■ **Your objective**
Give the data below again, word for word.
------ Input data ------
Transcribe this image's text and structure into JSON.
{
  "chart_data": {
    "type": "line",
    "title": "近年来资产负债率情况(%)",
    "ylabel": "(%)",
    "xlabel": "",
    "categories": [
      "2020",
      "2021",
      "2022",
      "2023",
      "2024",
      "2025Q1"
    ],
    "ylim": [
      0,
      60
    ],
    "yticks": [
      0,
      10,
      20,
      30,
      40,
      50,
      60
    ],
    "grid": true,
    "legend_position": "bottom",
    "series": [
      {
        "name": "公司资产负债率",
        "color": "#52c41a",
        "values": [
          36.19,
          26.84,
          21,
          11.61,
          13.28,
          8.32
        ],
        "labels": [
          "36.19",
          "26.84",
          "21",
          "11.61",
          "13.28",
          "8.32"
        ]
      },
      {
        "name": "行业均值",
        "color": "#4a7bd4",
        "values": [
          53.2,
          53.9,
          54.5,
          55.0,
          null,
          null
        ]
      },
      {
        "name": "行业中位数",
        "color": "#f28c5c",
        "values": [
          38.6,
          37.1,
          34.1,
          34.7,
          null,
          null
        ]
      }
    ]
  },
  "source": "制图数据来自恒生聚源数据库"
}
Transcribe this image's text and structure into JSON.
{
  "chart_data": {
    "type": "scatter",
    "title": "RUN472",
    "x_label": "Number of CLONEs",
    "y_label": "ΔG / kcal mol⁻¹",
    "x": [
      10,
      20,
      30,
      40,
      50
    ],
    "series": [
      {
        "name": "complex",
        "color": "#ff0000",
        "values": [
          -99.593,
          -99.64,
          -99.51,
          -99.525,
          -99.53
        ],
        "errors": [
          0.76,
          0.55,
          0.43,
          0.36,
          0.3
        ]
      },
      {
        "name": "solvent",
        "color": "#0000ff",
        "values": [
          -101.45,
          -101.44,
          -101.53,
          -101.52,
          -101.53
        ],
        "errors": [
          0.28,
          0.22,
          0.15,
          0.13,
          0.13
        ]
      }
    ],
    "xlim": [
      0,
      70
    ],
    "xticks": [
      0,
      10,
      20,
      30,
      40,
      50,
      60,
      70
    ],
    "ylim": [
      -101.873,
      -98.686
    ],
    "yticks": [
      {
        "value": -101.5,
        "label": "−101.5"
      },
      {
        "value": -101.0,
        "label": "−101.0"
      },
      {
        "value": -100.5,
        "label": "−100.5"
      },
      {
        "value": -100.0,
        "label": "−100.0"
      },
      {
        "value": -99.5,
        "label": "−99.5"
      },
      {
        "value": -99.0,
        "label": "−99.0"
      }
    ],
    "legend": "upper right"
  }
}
------
■ **Task solution**
Transcribe this image's text and structure into JSON.
{
  "chart_data": {
    "type": "line",
    "title": "近年来资产负债率情况(%)",
    "ylabel": "(%)",
    "xlabel": "",
    "categories": [
      "2020",
      "2021",
      "2022",
      "2023",
      "2024",
      "2025Q1"
    ],
    "ylim": [
      0,
      60
    ],
    "yticks": [
      0,
      10,
      20,
      30,
      40,
      50,
      60
    ],
    "grid": true,
    "legend_position": "bottom",
    "series": [
      {
        "name": "公司资产负债率",
        "color": "#52c41a",
        "values": [
          36.19,
          26.84,
          21,
          11.61,
          13.28,
          8.32
        ],
        "labels": [
          "36.19",
          "26.84",
          "21",
          "11.61",
          "13.28",
          "8.32"
        ]
      },
      {
        "name": "行业均值",
        "color": "#4a7bd4",
        "values": [
          53.2,
          53.9,
          54.5,
          55.0,
          null,
          null
        ]
      },
      {
        "name": "行业中位数",
        "color": "#f28c5c",
        "values": [
          38.6,
          37.1,
          34.1,
          34.7,
          null,
          null
        ]
      }
    ]
  },
  "source": "制图数据来自恒生聚源数据库"
}
Transcribe this image's text and structure into JSON.
{
  "chart_data": {
    "type": "scatter",
    "title": "RUN472",
    "x_label": "Number of CLONEs",
    "y_label": "ΔG / kcal mol⁻¹",
    "x": [
      10,
      20,
      30,
      40,
      50
    ],
    "series": [
      {
        "name": "complex",
        "color": "#ff0000",
        "values": [
          -99.593,
          -99.64,
          -99.51,
          -99.525,
          -99.53
        ],
        "errors": [
          0.76,
          0.55,
          0.43,
          0.36,
          0.3
        ]
      },
      {
        "name": "solvent",
        "color": "#0000ff",
        "values": [
          -101.45,
          -101.44,
          -101.53,
          -101.52,
          -101.53
        ],
        "errors": [
          0.28,
          0.22,
          0.15,
          0.13,
          0.13
        ]
      }
    ],
    "xlim": [
      0,
      70
    ],
    "xticks": [
      0,
      10,
      20,
      30,
      40,
      50,
      60,
      70
    ],
    "ylim": [
      -101.873,
      -98.686
    ],
    "yticks": [
      {
        "value": -101.5,
        "label": "−101.5"
      },
      {
        "value": -101.0,
        "label": "−101.0"
      },
      {
        "value": -100.5,
        "label": "−100.5"
      },
      {
        "value": -100.0,
        "label": "−100.0"
      },
      {
        "value": -99.5,
        "label": "−99.5"
      },
      {
        "value": -99.0,
        "label": "−99.0"
      }
    ],
    "legend": "upper right"
  }
}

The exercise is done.